## WHAT IS ASKED
Return every line of the records below verbatim, with no pictures in the copy.

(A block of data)
—————
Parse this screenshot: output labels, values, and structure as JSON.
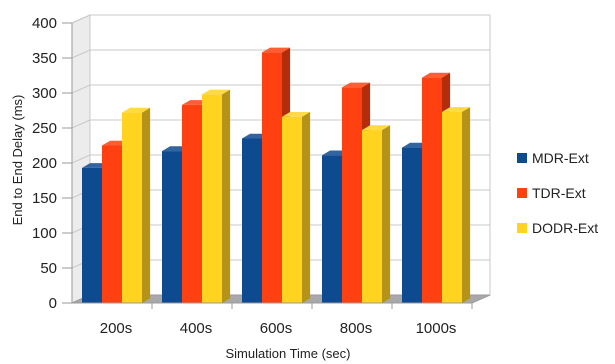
{
  "chart_data": {
    "type": "bar",
    "title": "",
    "xlabel": "Simulation Time (sec)",
    "ylabel": "End to End Delay (ms)",
    "categories": [
      "200s",
      "400s",
      "600s",
      "800s",
      "1000s"
    ],
    "yticks": [
      "0",
      "50",
      "100",
      "150",
      "200",
      "250",
      "300",
      "350",
      "400"
    ],
    "ylim": [
      0,
      400
    ],
    "grid": true,
    "style": "3d",
    "legend_position": "right",
    "series": [
      {
        "name": "MDR-Ext",
        "color": "#0e4a8f",
        "values": [
          193,
          217,
          235,
          211,
          222
        ]
      },
      {
        "name": "TDR-Ext",
        "color": "#ff4010",
        "values": [
          225,
          283,
          358,
          308,
          322
        ]
      },
      {
        "name": "DODR-Ext",
        "color": "#ffd320",
        "values": [
          272,
          298,
          266,
          247,
          273
        ]
      }
    ]
  }
}
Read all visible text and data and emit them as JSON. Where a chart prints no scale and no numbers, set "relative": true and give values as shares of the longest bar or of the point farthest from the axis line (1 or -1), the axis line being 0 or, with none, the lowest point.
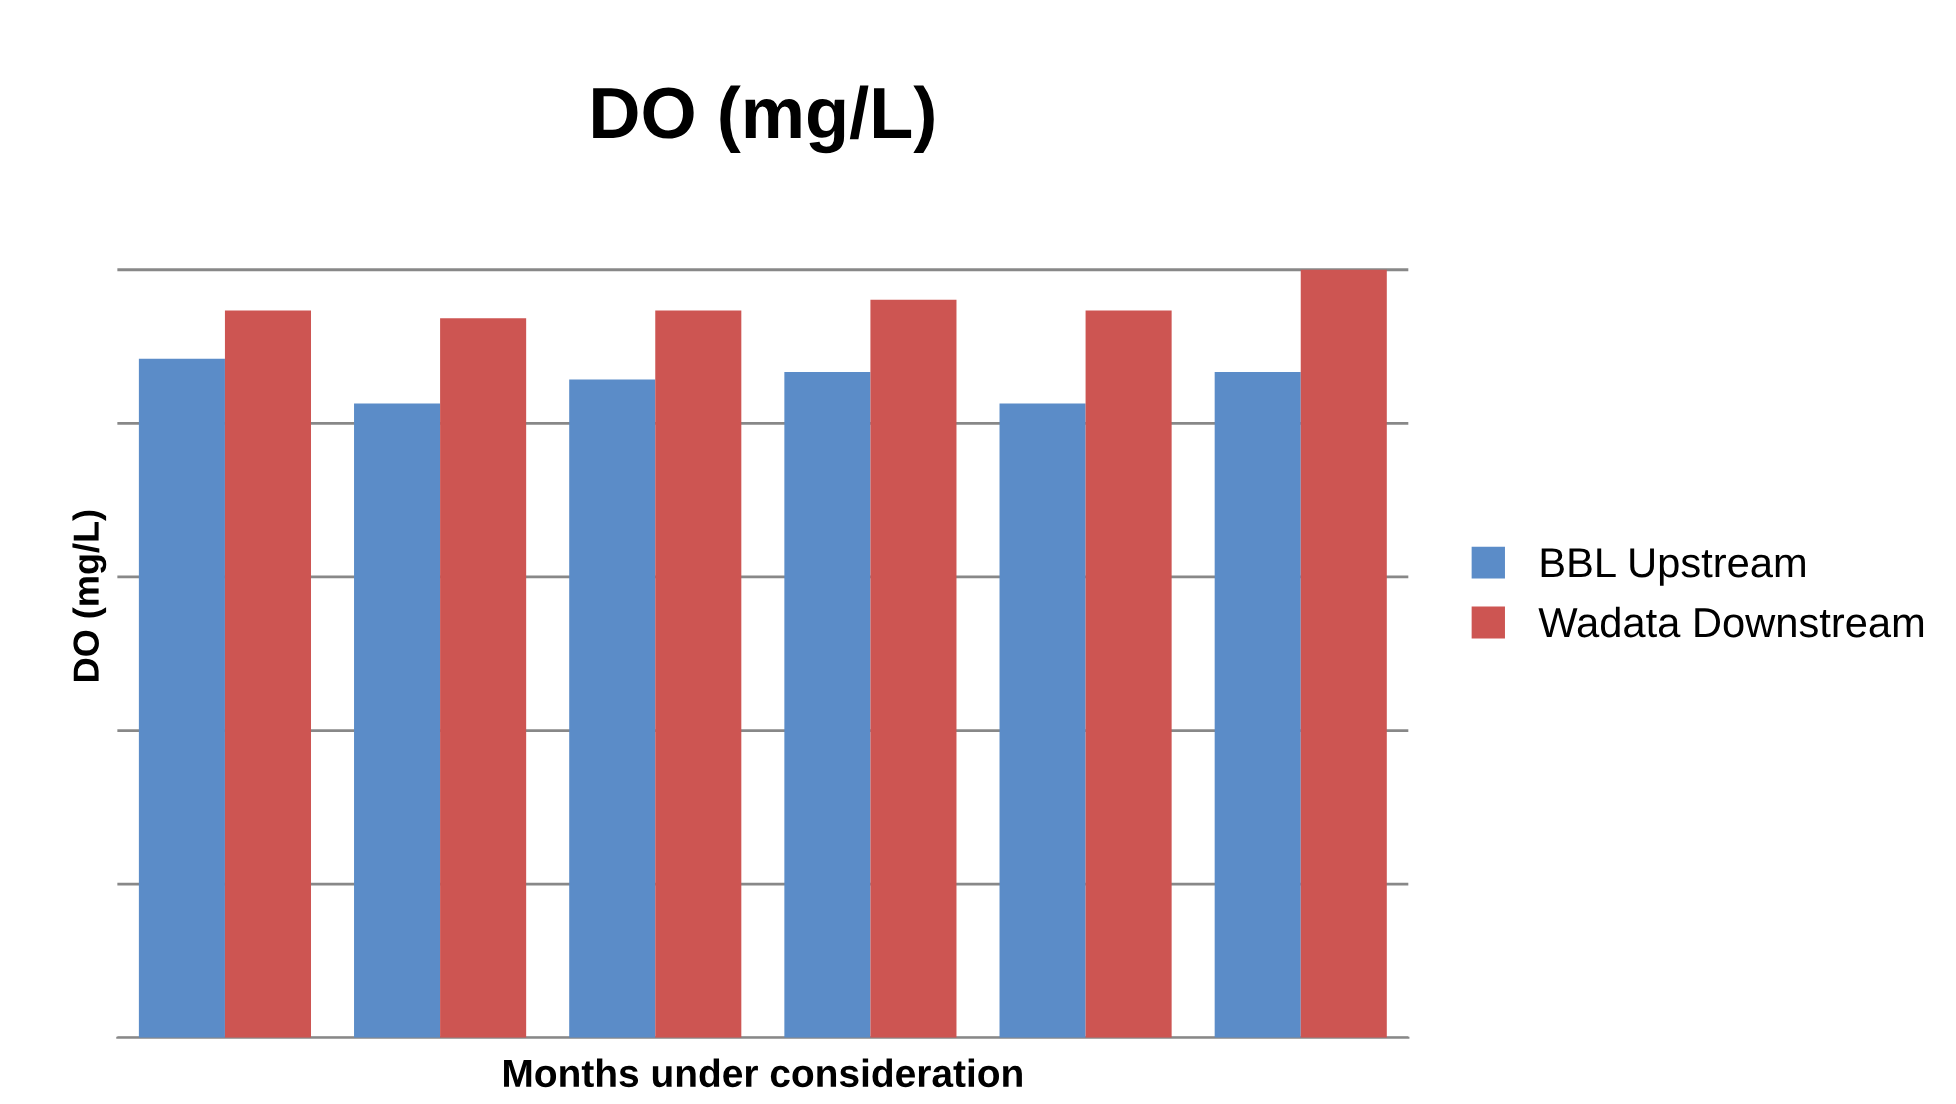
{
  "chart_data": {
    "type": "bar",
    "title": "DO (mg/L)",
    "xlabel": "Months under consideration",
    "ylabel": "DO (mg/L)",
    "relative": true,
    "categories": [
      null,
      null,
      null,
      null,
      null,
      null
    ],
    "series": [
      {
        "name": "BBL Upstream",
        "color": "#5b8cc8",
        "values": [
          0.884,
          0.826,
          0.857,
          0.867,
          0.826,
          0.867
        ]
      },
      {
        "name": "Wadata Downstream",
        "color": "#cd5552",
        "values": [
          0.947,
          0.937,
          0.947,
          0.961,
          0.947,
          1
        ]
      }
    ],
    "grid": "y",
    "legend": "right"
  }
}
—————
## COMPLETE RESPONSE
Parse this screenshot: output labels, values, and structure as JSON.
{
  "chart_data": {
    "type": "bar",
    "title": "",
    "xlabel": "Simulation Time (sec)",
    "ylabel": "End to End Delay (ms)",
    "categories": [
      "200s",
      "400s",
      "600s",
      "800s",
      "1000s"
    ],
    "yticks": [
      "0",
      "50",
      "100",
      "150",
      "200",
      "250",
      "300",
      "350",
      "400"
    ],
    "ylim": [
      0,
      400
    ],
    "grid": true,
    "style": "3d",
    "legend_position": "right",
    "series": [
      {
        "name": "MDR-Ext",
        "color": "#0e4a8f",
        "values": [
          193,
          217,
          235,
          211,
          222
        ]
      },
      {
        "name": "TDR-Ext",
        "color": "#ff4010",
        "values": [
          225,
          283,
          358,
          308,
          322
        ]
      },
      {
        "name": "DODR-Ext",
        "color": "#ffd320",
        "values": [
          272,
          298,
          266,
          247,
          273
        ]
      }
    ]
  }
}
Read all visible text and data and emit them as JSON. Where a chart prints no scale and no numbers, set "relative": true and give values as shares of the longest bar or of the point farthest from the axis line (1 or -1), the axis line being 0 or, with none, the lowest point.
{
  "chart_data": {
    "type": "bar",
    "title": "DO (mg/L)",
    "xlabel": "Months under consideration",
    "ylabel": "DO (mg/L)",
    "relative": true,
    "categories": [
      null,
      null,
      null,
      null,
      null,
      null
    ],
    "series": [
      {
        "name": "BBL Upstream",
        "color": "#5b8cc8",
        "values": [
          0.884,
          0.826,
          0.857,
          0.867,
          0.826,
          0.867
        ]
      },
      {
        "name": "Wadata Downstream",
        "color": "#cd5552",
        "values": [
          0.947,
          0.937,
          0.947,
          0.961,
          0.947,
          1
        ]
      }
    ],
    "grid": "y",
    "legend": "right"
  }
}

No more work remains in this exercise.